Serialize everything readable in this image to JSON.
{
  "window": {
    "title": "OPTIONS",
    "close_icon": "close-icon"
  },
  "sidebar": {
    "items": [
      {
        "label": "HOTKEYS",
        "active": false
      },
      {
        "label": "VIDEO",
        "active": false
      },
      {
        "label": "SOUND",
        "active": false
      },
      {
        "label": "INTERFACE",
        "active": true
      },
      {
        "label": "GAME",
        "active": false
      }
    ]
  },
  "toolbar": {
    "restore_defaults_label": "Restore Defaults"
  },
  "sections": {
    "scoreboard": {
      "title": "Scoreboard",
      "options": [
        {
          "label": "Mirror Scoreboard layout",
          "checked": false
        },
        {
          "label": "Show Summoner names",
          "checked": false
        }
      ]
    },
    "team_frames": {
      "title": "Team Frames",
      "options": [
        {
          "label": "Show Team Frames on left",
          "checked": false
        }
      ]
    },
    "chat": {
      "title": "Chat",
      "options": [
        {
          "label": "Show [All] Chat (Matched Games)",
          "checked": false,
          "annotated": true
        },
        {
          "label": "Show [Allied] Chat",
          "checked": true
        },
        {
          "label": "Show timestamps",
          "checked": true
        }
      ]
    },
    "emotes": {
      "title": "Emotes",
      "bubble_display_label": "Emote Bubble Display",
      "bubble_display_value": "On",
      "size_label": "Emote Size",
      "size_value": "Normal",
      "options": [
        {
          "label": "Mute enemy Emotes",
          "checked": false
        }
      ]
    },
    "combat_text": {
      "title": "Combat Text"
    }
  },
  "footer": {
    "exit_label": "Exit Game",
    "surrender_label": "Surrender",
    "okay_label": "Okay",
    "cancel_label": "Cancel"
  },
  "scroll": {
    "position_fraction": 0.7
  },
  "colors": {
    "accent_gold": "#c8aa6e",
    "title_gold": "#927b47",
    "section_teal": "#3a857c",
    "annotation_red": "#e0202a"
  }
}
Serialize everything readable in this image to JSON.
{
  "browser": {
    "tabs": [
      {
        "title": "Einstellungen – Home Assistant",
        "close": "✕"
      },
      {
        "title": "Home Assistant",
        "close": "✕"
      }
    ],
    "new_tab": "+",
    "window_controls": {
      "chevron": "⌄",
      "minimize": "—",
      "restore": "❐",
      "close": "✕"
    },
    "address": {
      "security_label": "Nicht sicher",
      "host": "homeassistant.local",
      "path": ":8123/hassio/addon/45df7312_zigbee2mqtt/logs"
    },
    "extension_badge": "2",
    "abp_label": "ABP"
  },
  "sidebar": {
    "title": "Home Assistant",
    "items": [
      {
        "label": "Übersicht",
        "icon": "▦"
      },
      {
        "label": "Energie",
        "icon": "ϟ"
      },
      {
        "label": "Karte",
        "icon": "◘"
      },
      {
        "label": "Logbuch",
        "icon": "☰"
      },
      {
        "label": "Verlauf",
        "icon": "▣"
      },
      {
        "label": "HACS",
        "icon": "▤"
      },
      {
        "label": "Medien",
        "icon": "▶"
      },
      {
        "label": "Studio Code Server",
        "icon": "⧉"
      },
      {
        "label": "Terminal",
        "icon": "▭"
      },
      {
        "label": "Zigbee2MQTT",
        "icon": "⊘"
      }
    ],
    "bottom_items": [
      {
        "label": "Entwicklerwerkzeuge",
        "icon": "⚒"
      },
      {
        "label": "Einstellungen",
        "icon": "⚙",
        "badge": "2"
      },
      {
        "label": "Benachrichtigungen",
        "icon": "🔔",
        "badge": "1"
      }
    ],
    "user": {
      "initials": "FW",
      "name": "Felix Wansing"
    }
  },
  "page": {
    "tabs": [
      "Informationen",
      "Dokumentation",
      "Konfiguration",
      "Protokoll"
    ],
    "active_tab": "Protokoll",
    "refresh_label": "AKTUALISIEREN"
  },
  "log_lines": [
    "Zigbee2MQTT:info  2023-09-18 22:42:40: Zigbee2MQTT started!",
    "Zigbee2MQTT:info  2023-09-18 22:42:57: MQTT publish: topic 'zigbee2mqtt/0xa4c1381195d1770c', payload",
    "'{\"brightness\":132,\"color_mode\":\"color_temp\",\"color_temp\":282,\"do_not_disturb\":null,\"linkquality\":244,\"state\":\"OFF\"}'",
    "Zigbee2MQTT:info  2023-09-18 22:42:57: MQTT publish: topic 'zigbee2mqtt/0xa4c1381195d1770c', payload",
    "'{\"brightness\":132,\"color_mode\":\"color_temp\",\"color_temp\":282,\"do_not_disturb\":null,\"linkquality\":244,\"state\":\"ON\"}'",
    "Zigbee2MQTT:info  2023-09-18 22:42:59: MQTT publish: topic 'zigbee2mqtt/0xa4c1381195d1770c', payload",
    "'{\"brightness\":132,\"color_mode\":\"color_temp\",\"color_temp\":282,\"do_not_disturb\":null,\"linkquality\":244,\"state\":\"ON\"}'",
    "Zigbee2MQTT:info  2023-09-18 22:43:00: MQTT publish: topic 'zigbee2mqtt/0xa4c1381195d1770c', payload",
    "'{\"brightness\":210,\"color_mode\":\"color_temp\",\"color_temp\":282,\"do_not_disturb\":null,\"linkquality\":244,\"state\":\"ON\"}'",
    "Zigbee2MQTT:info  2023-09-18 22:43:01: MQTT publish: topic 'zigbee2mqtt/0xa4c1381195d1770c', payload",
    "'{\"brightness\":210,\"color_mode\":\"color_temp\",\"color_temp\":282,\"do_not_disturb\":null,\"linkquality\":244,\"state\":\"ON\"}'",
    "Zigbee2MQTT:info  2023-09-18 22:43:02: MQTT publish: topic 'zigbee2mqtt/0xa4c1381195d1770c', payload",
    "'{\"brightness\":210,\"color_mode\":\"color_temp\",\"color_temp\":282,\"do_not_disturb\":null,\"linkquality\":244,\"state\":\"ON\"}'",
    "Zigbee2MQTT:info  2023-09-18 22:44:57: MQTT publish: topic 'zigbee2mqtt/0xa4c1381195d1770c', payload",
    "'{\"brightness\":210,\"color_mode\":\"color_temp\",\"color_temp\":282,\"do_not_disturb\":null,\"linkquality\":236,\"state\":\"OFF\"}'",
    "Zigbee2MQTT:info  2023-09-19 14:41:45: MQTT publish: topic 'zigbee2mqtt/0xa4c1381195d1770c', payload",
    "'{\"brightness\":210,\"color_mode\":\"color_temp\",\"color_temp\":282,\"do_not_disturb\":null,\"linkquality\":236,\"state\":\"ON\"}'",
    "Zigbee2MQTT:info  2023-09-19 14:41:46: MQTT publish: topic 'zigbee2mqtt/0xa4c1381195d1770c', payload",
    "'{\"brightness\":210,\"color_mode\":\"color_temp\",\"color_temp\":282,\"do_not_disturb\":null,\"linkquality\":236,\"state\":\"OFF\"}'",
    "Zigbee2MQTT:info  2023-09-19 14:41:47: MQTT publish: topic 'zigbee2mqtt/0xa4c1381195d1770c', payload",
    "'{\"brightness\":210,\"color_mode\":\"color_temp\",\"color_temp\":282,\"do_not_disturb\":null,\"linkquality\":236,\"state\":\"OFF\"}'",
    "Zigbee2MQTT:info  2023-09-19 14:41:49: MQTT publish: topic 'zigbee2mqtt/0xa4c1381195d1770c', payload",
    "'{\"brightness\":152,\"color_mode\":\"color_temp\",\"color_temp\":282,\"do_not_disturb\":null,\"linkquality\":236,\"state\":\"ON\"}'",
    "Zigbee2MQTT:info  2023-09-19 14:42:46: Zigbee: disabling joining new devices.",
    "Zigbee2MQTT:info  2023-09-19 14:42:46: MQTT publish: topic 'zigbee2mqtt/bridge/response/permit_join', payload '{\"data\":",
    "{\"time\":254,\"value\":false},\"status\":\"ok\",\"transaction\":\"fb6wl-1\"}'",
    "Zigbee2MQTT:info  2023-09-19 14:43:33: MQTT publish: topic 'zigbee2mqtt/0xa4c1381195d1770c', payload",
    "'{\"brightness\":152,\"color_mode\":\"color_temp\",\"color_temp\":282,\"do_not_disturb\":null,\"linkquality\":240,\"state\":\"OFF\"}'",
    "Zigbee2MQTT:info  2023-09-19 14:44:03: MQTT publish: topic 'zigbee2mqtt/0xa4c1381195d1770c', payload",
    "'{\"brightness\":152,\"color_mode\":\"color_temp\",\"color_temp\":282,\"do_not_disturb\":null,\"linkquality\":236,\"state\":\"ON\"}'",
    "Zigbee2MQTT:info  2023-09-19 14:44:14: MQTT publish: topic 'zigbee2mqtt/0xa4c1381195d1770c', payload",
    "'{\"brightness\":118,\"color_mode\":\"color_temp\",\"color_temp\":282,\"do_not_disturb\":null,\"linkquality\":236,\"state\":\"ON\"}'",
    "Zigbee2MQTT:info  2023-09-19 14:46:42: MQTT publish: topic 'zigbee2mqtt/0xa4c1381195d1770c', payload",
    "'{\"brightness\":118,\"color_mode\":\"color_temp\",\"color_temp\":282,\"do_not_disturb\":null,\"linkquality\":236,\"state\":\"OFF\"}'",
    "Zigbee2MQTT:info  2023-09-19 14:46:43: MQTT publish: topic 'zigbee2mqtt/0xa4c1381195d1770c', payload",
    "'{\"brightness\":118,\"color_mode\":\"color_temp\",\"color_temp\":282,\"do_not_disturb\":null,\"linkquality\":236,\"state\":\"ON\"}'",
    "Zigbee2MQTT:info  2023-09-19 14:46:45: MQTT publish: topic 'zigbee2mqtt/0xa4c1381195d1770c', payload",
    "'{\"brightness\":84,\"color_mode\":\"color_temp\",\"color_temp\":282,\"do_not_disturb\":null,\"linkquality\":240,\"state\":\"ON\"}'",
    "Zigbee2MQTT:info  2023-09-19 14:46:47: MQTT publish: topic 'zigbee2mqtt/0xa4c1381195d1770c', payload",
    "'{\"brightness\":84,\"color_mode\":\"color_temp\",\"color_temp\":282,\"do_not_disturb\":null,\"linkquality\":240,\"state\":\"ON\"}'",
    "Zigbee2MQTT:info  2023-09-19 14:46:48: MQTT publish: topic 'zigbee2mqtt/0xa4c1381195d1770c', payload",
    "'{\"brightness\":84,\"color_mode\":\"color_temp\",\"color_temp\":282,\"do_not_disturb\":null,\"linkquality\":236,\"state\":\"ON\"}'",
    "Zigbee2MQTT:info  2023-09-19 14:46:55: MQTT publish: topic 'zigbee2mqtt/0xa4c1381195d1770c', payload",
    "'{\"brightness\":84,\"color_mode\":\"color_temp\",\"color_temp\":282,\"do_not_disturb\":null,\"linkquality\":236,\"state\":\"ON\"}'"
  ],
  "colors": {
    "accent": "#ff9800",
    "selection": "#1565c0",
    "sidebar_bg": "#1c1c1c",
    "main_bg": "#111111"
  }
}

───

__WHAT THE TASK REQUIRES__: Of the lines in this listing, report how many contain the string "Einstellungen", and give the number only.

__RESULT OF THIS TASK__: 2